* What you are asked to do *
Return all lines where the word "Group" can be found.

[Start]

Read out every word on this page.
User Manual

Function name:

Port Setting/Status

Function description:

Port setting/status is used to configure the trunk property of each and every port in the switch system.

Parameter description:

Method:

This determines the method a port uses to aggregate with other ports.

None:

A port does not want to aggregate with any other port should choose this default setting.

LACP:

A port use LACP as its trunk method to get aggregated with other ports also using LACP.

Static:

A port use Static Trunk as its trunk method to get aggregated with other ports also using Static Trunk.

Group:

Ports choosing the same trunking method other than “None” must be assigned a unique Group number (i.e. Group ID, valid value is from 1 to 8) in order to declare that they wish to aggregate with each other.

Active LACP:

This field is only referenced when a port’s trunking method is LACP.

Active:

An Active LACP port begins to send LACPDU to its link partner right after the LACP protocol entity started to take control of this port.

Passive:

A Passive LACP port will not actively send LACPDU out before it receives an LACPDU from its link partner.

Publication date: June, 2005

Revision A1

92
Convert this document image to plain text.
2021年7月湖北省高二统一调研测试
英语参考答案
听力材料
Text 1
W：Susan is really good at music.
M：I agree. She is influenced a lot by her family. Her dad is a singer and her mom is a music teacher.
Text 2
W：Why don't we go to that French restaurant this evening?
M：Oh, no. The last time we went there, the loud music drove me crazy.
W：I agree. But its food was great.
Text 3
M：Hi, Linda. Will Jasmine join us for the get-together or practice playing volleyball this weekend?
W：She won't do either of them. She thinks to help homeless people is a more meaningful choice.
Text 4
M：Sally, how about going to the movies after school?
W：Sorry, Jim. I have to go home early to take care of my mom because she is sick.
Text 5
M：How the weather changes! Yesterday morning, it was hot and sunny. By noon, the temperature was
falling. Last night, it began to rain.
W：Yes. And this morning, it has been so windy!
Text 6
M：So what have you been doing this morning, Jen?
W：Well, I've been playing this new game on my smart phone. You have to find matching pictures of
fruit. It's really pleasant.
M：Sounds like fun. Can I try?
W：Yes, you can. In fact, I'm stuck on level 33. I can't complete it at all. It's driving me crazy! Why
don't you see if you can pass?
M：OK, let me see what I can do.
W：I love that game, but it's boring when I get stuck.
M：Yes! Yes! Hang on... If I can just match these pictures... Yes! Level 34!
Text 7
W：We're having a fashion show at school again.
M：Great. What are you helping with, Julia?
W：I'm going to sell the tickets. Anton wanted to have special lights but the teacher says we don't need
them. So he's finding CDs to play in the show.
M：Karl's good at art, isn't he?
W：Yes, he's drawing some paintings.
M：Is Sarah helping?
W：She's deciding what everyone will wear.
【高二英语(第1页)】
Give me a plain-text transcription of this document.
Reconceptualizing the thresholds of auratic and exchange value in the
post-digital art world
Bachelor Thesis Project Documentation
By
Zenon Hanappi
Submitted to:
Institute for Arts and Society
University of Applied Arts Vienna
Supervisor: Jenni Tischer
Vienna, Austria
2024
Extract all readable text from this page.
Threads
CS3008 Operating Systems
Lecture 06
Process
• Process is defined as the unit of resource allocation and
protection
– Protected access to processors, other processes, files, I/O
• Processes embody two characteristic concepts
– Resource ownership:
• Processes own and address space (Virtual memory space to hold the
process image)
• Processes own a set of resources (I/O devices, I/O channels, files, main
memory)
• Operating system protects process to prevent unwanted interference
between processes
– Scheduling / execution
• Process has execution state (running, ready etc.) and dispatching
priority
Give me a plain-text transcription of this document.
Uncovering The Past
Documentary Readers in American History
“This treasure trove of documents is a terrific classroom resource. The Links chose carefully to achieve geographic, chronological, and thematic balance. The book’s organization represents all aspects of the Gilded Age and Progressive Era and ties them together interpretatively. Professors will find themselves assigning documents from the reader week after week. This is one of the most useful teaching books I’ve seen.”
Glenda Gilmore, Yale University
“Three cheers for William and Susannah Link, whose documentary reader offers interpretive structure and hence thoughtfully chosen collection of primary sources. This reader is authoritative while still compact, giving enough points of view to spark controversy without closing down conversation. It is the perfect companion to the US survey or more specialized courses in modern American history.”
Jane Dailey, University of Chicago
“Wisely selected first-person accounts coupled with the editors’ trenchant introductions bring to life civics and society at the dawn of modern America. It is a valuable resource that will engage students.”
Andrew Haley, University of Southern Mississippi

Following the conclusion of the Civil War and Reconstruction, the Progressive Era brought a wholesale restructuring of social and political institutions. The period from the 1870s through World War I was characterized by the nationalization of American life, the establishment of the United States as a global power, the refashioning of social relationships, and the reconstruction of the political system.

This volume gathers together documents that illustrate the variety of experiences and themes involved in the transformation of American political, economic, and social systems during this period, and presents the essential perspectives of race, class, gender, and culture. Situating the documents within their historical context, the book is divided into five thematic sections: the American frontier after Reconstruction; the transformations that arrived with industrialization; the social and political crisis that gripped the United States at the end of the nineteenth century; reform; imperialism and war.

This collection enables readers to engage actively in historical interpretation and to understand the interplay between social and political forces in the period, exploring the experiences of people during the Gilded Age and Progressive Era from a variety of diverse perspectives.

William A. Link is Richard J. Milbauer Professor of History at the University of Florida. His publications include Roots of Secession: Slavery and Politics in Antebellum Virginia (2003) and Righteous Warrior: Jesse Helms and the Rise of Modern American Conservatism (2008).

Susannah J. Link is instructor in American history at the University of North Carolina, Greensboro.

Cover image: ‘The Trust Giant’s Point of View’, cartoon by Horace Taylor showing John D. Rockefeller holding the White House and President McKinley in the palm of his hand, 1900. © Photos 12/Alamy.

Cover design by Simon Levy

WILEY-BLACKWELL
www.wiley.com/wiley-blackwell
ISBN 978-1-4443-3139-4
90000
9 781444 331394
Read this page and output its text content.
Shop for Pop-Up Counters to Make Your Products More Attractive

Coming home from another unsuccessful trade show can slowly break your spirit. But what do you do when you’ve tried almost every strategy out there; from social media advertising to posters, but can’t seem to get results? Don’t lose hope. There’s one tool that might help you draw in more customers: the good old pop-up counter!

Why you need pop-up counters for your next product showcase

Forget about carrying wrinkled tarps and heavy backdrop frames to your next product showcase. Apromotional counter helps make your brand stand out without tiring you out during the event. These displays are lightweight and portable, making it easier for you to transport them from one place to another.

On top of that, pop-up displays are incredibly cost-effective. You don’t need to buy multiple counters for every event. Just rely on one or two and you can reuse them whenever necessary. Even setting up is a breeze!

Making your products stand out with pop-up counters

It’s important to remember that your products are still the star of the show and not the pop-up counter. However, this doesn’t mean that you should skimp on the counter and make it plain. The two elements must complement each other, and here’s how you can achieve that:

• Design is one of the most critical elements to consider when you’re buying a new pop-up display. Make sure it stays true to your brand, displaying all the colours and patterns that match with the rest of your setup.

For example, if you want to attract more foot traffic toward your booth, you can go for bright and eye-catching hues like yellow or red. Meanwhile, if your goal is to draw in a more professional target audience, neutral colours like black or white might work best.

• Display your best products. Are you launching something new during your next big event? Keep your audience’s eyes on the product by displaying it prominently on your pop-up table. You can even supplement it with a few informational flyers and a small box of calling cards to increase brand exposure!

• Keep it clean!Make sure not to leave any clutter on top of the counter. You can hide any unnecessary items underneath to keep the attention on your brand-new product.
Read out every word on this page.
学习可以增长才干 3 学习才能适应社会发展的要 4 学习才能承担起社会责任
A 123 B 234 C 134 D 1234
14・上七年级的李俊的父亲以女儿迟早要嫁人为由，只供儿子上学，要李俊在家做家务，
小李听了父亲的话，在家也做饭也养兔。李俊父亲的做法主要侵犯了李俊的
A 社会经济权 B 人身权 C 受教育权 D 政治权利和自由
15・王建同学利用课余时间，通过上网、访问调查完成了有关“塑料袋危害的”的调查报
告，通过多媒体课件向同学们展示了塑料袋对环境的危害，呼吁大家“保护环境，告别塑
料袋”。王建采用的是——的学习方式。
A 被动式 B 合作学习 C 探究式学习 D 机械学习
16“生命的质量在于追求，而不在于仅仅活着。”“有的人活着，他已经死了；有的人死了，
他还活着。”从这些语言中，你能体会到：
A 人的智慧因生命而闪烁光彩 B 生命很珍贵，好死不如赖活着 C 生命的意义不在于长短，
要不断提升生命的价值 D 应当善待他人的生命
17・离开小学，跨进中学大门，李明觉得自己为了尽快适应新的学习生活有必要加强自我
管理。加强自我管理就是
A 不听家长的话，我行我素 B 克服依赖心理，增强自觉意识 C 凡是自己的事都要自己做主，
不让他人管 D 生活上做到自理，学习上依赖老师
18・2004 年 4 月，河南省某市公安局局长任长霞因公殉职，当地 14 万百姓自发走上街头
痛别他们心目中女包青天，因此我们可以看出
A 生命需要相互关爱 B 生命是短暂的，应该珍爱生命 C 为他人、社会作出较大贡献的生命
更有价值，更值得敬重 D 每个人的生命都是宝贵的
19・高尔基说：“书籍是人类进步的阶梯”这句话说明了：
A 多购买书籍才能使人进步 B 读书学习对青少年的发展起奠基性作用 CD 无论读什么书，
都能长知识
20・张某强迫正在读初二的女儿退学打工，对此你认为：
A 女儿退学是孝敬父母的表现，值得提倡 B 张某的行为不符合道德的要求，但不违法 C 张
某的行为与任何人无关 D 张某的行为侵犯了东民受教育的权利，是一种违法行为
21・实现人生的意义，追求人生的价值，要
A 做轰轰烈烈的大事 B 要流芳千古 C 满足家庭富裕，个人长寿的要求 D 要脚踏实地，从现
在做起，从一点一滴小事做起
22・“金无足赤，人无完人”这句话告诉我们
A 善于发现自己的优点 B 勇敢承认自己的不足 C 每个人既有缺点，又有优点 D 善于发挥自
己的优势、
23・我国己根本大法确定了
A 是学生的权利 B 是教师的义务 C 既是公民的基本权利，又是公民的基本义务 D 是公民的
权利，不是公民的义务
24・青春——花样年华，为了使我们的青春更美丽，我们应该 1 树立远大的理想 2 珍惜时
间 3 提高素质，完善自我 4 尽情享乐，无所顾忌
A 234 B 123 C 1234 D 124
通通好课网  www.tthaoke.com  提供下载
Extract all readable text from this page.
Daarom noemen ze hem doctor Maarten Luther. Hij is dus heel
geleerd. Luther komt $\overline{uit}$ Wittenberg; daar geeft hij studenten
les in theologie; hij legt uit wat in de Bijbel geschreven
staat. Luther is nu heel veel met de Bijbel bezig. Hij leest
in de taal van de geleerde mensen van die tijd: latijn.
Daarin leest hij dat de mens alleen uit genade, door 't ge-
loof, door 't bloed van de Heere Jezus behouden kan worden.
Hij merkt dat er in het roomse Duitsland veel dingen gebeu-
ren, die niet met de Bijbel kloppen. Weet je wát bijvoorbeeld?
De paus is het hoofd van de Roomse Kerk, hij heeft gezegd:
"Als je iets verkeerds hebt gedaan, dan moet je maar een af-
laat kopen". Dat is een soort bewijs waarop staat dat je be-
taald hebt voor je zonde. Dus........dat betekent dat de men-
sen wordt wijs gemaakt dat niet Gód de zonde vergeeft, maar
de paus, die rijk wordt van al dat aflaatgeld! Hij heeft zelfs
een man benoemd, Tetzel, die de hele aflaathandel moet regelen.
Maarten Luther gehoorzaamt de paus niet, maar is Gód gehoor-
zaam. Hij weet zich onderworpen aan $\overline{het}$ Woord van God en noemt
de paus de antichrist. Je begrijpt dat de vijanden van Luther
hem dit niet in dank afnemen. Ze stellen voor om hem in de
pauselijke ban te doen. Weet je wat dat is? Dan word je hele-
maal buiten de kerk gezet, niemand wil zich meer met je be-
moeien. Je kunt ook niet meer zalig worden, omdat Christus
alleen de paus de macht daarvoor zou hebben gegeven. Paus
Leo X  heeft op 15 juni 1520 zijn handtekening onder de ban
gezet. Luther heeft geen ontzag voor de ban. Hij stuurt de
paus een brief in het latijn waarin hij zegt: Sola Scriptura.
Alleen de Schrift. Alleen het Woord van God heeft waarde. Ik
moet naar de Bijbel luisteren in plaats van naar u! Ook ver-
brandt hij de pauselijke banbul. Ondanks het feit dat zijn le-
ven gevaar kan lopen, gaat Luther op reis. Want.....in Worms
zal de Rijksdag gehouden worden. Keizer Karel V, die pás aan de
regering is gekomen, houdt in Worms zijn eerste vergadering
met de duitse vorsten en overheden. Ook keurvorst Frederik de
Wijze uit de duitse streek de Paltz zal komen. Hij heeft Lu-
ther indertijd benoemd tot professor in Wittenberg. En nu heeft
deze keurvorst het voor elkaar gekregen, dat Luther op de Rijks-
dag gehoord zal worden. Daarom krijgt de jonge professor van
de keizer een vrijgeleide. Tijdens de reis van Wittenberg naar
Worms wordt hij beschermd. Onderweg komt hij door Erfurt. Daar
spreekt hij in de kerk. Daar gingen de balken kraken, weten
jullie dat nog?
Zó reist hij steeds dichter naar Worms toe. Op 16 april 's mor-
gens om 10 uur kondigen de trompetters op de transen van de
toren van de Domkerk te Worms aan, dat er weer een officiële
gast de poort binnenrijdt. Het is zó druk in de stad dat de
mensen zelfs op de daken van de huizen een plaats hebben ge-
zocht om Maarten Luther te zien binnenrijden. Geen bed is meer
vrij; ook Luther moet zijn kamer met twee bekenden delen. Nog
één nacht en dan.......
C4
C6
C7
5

[End]

* Full output *
Group:
Ports choosing the same trunking method other than “None” must be assigned a unique Group number (i.e. Group ID, valid value is from 1 to 8) in order to declare that they wish to aggregate with each other.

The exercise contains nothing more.